◆ Records provided
>> start

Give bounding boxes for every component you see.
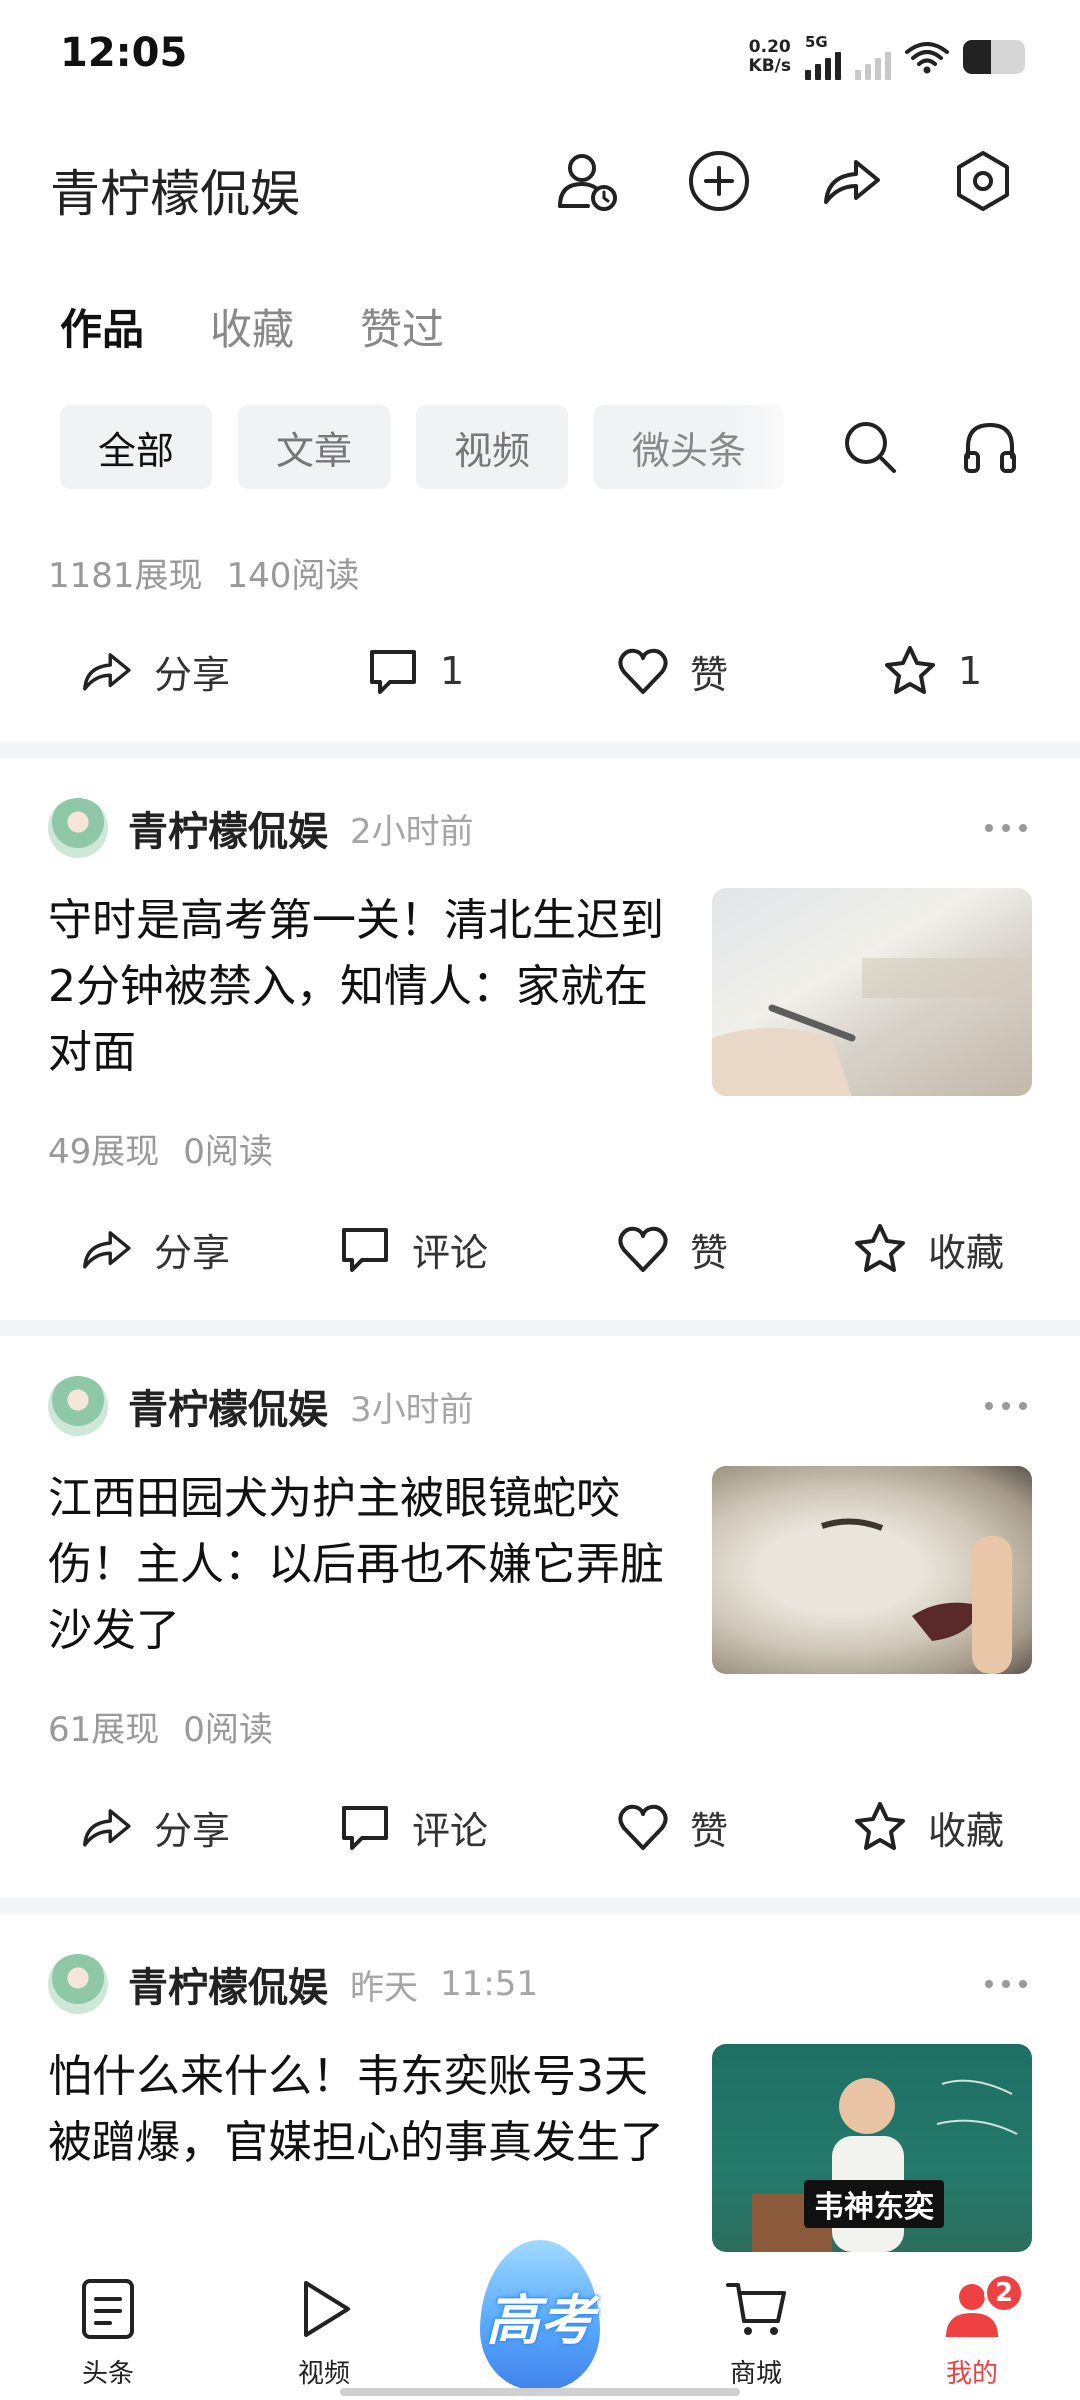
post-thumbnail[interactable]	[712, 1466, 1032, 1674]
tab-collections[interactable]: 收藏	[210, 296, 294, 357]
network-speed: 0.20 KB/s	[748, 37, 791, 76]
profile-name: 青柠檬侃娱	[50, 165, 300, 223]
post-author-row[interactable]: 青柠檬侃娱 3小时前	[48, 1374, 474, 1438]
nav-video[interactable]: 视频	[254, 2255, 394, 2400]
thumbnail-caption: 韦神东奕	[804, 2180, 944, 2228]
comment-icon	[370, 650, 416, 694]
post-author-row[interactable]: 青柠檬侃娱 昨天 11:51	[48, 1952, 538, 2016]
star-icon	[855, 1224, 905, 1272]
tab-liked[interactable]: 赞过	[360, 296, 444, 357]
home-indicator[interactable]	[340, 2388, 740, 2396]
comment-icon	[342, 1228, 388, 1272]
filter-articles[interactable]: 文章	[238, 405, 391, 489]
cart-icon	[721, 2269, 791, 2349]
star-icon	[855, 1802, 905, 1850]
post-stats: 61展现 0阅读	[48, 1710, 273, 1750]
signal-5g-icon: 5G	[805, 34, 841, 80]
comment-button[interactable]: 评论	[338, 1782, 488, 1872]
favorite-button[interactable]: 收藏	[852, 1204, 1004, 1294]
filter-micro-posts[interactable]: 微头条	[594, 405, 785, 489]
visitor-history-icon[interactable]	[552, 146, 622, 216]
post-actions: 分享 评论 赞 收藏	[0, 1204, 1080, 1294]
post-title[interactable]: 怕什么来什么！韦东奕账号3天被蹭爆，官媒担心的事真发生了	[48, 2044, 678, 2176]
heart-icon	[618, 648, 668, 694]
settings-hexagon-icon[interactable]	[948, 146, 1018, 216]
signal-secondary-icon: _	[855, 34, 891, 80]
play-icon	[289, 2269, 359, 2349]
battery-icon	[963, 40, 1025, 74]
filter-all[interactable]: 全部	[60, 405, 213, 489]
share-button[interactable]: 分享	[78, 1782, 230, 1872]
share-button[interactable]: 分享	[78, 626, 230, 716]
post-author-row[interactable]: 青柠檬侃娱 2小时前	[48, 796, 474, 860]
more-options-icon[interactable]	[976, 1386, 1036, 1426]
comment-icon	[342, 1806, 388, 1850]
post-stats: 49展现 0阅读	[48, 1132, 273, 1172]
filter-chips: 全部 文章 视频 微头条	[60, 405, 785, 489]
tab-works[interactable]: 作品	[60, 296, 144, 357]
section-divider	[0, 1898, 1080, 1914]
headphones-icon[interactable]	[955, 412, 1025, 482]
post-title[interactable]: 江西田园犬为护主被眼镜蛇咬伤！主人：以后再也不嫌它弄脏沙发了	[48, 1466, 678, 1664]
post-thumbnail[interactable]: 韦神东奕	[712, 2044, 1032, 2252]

>> end

◆ Short problem
List each line of the material above that contains the string "thumbnail".

◆ Completed exercise
post-thumbnail[interactable]	[712, 1466, 1032, 1674]
thumbnail-caption: 韦神东奕	[804, 2180, 944, 2228]
post-thumbnail[interactable]: 韦神东奕	[712, 2044, 1032, 2252]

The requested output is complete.